--- Begin RAW DATA ---
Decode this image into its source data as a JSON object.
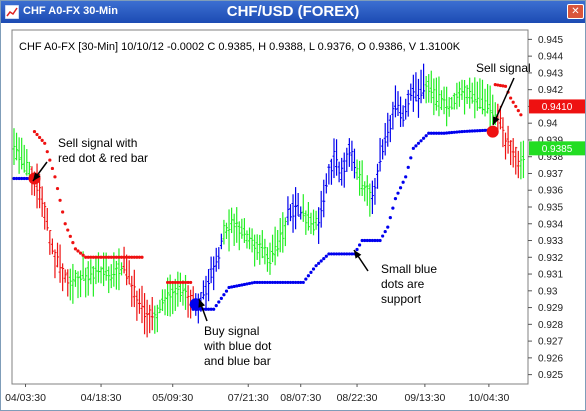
{
  "window": {
    "title": "CHF A0-FX 30-Min",
    "chart_title": "CHF/USD (FOREX)",
    "close_glyph": "✕"
  },
  "colors": {
    "bull": "#0000ee",
    "bear": "#ee1111",
    "neutral": "#22ee22",
    "last_price_bg": "#ee1111",
    "green_label_bg": "#22dd22",
    "window_frame": "#1c4bb3"
  },
  "chart_data": {
    "type": "ohlc",
    "symbol": "CHF A0-FX",
    "interval": "30-Min",
    "info_line": "CHF A0-FX [30-Min] 10/10/12  -0.0002 C 0.9385, H 0.9388, L 0.9376, O 0.9386, V 1.3100K",
    "title": "CHF/USD (FOREX)",
    "ylim": [
      0.9245,
      0.9455
    ],
    "y_ticks": [
      "0.945",
      "0.944",
      "0.943",
      "0.942",
      "0.941",
      "0.94",
      "0.939",
      "0.938",
      "0.937",
      "0.936",
      "0.935",
      "0.934",
      "0.933",
      "0.932",
      "0.931",
      "0.93",
      "0.929",
      "0.928",
      "0.927",
      "0.926",
      "0.925"
    ],
    "x_ticks": [
      "04/03:30",
      "04/18:30",
      "05/09:30",
      "07/21:30",
      "08/07:30",
      "08/22:30",
      "09/13:30",
      "10/04:30"
    ],
    "last_price_labels": [
      {
        "value": 0.941,
        "text": "0.9410",
        "color": "red"
      },
      {
        "value": 0.9385,
        "text": "0.9385",
        "color": "green"
      }
    ],
    "bar_segments": [
      {
        "color": "green",
        "path": [
          [
            0,
            0.9385
          ],
          [
            8,
            0.9375
          ],
          [
            14,
            0.937
          ]
        ]
      },
      {
        "color": "red",
        "path": [
          [
            14,
            0.937
          ],
          [
            22,
            0.9355
          ],
          [
            30,
            0.9325
          ],
          [
            38,
            0.931
          ],
          [
            44,
            0.9305
          ]
        ]
      },
      {
        "color": "green",
        "path": [
          [
            44,
            0.9305
          ],
          [
            54,
            0.931
          ],
          [
            66,
            0.931
          ],
          [
            78,
            0.931
          ],
          [
            86,
            0.9315
          ]
        ]
      },
      {
        "color": "red",
        "path": [
          [
            86,
            0.9315
          ],
          [
            96,
            0.9295
          ],
          [
            104,
            0.9285
          ],
          [
            110,
            0.9285
          ]
        ]
      },
      {
        "color": "green",
        "path": [
          [
            110,
            0.9285
          ],
          [
            118,
            0.9295
          ],
          [
            126,
            0.93
          ],
          [
            136,
            0.9297
          ]
        ]
      },
      {
        "color": "red",
        "path": [
          [
            136,
            0.9297
          ],
          [
            142,
            0.9292
          ]
        ]
      },
      {
        "color": "blue",
        "path": [
          [
            142,
            0.9292
          ],
          [
            148,
            0.9298
          ],
          [
            154,
            0.931
          ],
          [
            160,
            0.9322
          ],
          [
            164,
            0.9335
          ]
        ]
      },
      {
        "color": "green",
        "path": [
          [
            164,
            0.9335
          ],
          [
            172,
            0.934
          ],
          [
            180,
            0.9335
          ],
          [
            190,
            0.9325
          ],
          [
            200,
            0.932
          ],
          [
            208,
            0.933
          ],
          [
            214,
            0.9345
          ]
        ]
      },
      {
        "color": "blue",
        "path": [
          [
            214,
            0.9345
          ],
          [
            220,
            0.935
          ],
          [
            226,
            0.9345
          ]
        ]
      },
      {
        "color": "green",
        "path": [
          [
            226,
            0.9345
          ],
          [
            232,
            0.934
          ],
          [
            238,
            0.934
          ]
        ]
      },
      {
        "color": "blue",
        "path": [
          [
            238,
            0.934
          ],
          [
            244,
            0.9365
          ],
          [
            250,
            0.938
          ],
          [
            256,
            0.937
          ],
          [
            262,
            0.9385
          ],
          [
            268,
            0.937
          ]
        ]
      },
      {
        "color": "green",
        "path": [
          [
            268,
            0.937
          ],
          [
            274,
            0.9362
          ],
          [
            280,
            0.9355
          ]
        ]
      },
      {
        "color": "blue",
        "path": [
          [
            280,
            0.9355
          ],
          [
            286,
            0.938
          ],
          [
            292,
            0.9395
          ],
          [
            298,
            0.941
          ],
          [
            304,
            0.9405
          ],
          [
            310,
            0.942
          ],
          [
            316,
            0.9415
          ],
          [
            322,
            0.9425
          ]
        ]
      },
      {
        "color": "green",
        "path": [
          [
            322,
            0.9425
          ],
          [
            330,
            0.9415
          ],
          [
            340,
            0.941
          ],
          [
            350,
            0.942
          ],
          [
            360,
            0.9415
          ],
          [
            370,
            0.941
          ],
          [
            378,
            0.9405
          ]
        ]
      },
      {
        "color": "red",
        "path": [
          [
            378,
            0.9405
          ],
          [
            384,
            0.939
          ],
          [
            390,
            0.9385
          ],
          [
            396,
            0.9375
          ]
        ]
      },
      {
        "color": "green",
        "path": [
          [
            396,
            0.9375
          ],
          [
            400,
            0.938
          ]
        ]
      }
    ],
    "signal_dots": [
      {
        "color": "blue",
        "path": [
          [
            0,
            0.9367
          ],
          [
            14,
            0.9367
          ]
        ]
      },
      {
        "color": "red",
        "path": [
          [
            16,
            0.9395
          ],
          [
            24,
            0.9388
          ],
          [
            32,
            0.9368
          ],
          [
            40,
            0.934
          ],
          [
            48,
            0.9325
          ],
          [
            56,
            0.932
          ],
          [
            100,
            0.932
          ]
        ]
      },
      {
        "color": "red",
        "path": [
          [
            120,
            0.9305
          ],
          [
            138,
            0.9305
          ]
        ]
      },
      {
        "color": "blue",
        "path": [
          [
            140,
            0.9289
          ],
          [
            156,
            0.9289
          ],
          [
            168,
            0.9302
          ],
          [
            188,
            0.9305
          ],
          [
            226,
            0.9305
          ],
          [
            236,
            0.9315
          ],
          [
            246,
            0.9322
          ],
          [
            266,
            0.9322
          ],
          [
            272,
            0.933
          ],
          [
            286,
            0.933
          ],
          [
            292,
            0.9338
          ],
          [
            298,
            0.9355
          ],
          [
            306,
            0.9368
          ],
          [
            312,
            0.9385
          ],
          [
            324,
            0.9394
          ],
          [
            336,
            0.9394
          ],
          [
            350,
            0.9395
          ],
          [
            374,
            0.9396
          ]
        ]
      },
      {
        "color": "red",
        "path": [
          [
            376,
            0.9423
          ],
          [
            384,
            0.9422
          ],
          [
            388,
            0.9415
          ],
          [
            396,
            0.9405
          ]
        ]
      }
    ],
    "signals": [
      {
        "x": 16,
        "y": 0.9367,
        "color": "red"
      },
      {
        "x": 142,
        "y": 0.9292,
        "color": "blue"
      },
      {
        "x": 374,
        "y": 0.9395,
        "color": "red"
      }
    ],
    "annotations": [
      {
        "lines": [
          "Sell signal with",
          "red dot & red bar"
        ]
      },
      {
        "lines": [
          "Buy signal",
          "with blue dot",
          "and blue bar"
        ]
      },
      {
        "lines": [
          "Small blue",
          "dots are",
          "support"
        ]
      },
      {
        "lines": [
          "Sell signal"
        ]
      }
    ]
  }
}
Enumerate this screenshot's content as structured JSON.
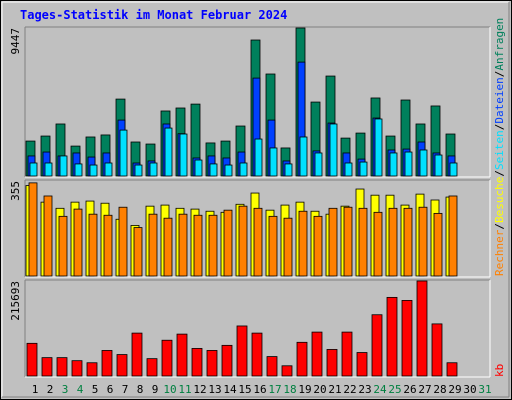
{
  "chart_data": {
    "type": "bar",
    "title": "Tages-Statistik im Monat Februar 2024",
    "categories": [
      "1",
      "2",
      "3",
      "4",
      "5",
      "6",
      "7",
      "8",
      "9",
      "10",
      "11",
      "12",
      "13",
      "14",
      "15",
      "16",
      "17",
      "18",
      "19",
      "20",
      "21",
      "22",
      "23",
      "24",
      "25",
      "26",
      "27",
      "28",
      "29",
      "30",
      "31"
    ],
    "category_colors": [
      "#000000",
      "#000000",
      "#008040",
      "#008040",
      "#000000",
      "#000000",
      "#000000",
      "#000000",
      "#000000",
      "#008040",
      "#008040",
      "#000000",
      "#000000",
      "#000000",
      "#000000",
      "#000000",
      "#008040",
      "#008040",
      "#000000",
      "#000000",
      "#000000",
      "#000000",
      "#000000",
      "#008040",
      "#008040",
      "#000000",
      "#000000",
      "#000000",
      "#000000",
      "#000000",
      "#008040"
    ],
    "legend_separator": "/",
    "panels": [
      {
        "ylim": [
          0,
          9447
        ],
        "yticks": [
          9447
        ],
        "series": [
          {
            "name": "Anfragen",
            "color": "#00805C",
            "values": [
              2230,
              2550,
              3320,
              1910,
              2490,
              2620,
              4910,
              2170,
              2040,
              4150,
              4340,
              4590,
              2110,
              2230,
              3190,
              8680,
              6510,
              1790,
              9447,
              4720,
              6380,
              2420,
              2740,
              4980,
              2550,
              4850,
              3320,
              4470,
              2680,
              null,
              null
            ]
          },
          {
            "name": "Dateien",
            "color": "#0040FF",
            "values": [
              1280,
              1530,
              1280,
              1470,
              1210,
              1470,
              3570,
              830,
              960,
              3320,
              2700,
              1150,
              1280,
              1150,
              1530,
              6250,
              3570,
              960,
              7270,
              1600,
              3380,
              1470,
              1080,
              3700,
              1660,
              1720,
              2170,
              1470,
              1280,
              null,
              null
            ]
          },
          {
            "name": "Seiten",
            "color": "#00E0FF",
            "values": [
              830,
              830,
              1280,
              770,
              700,
              830,
              2930,
              700,
              830,
              3060,
              2680,
              1020,
              770,
              700,
              830,
              2360,
              1790,
              770,
              2490,
              1470,
              3320,
              830,
              890,
              3640,
              1470,
              1530,
              1660,
              1340,
              830,
              null,
              null
            ]
          }
        ]
      },
      {
        "ylim": [
          0,
          355
        ],
        "yticks": [
          355
        ],
        "series": [
          {
            "name": "Besuche",
            "color": "#FFFF00",
            "values": [
              338,
              276,
              253,
              276,
              280,
              272,
              212,
              189,
              261,
              265,
              253,
              250,
              242,
              238,
              268,
              310,
              246,
              265,
              276,
              242,
              231,
              261,
              325,
              302,
              302,
              265,
              306,
              284,
              295,
              null,
              null
            ]
          },
          {
            "name": "Rechner",
            "color": "#FF8000",
            "values": [
              348,
              299,
              223,
              250,
              231,
              227,
              257,
              181,
              231,
              216,
              231,
              227,
              227,
              246,
              261,
              253,
              223,
              216,
              242,
              223,
              253,
              257,
              253,
              238,
              253,
              253,
              257,
              234,
              299,
              null,
              null
            ]
          }
        ]
      },
      {
        "ylim": [
          0,
          215693
        ],
        "yticks": [
          215693
        ],
        "series": [
          {
            "name": "kb",
            "color": "#FF0000",
            "values": [
              74200,
              41700,
              41700,
              34800,
              30100,
              58000,
              48700,
              97400,
              39400,
              81200,
              95100,
              62600,
              58000,
              69600,
              113600,
              97400,
              44100,
              23200,
              76500,
              99700,
              60300,
              99700,
              53300,
              139100,
              178500,
              171600,
              215693,
              118300,
              30100,
              null,
              null
            ]
          }
        ]
      }
    ]
  }
}
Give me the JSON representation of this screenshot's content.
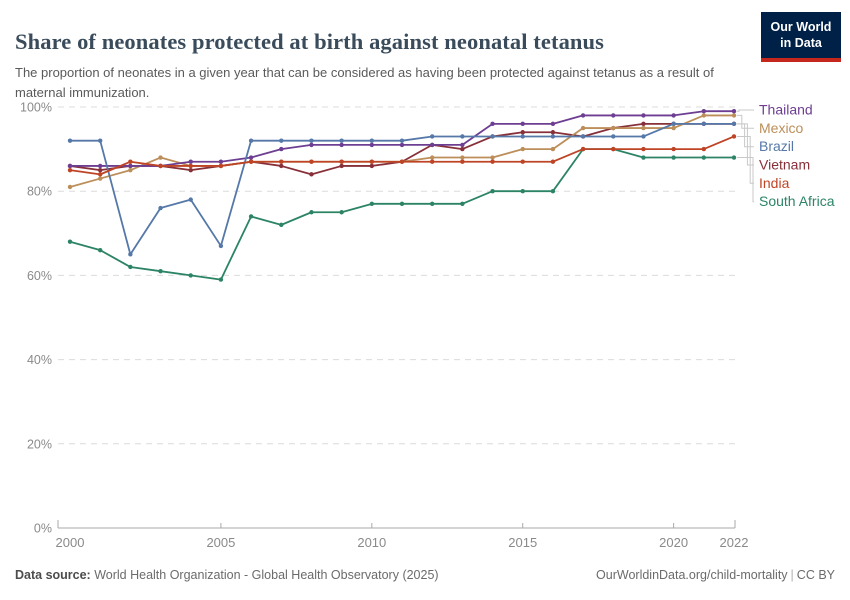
--- End RAW DATA ---
■ **TASK TO COMPLETE**: Among the lines of the data, identify those with the word "JSON". Copy each of them.

■ **THE OUTPUT**:
Decode this image into its source data as a JSON object.
Enumerate this screenshot's content as structured JSON.
Give me the JSON representation of this screenshot's content.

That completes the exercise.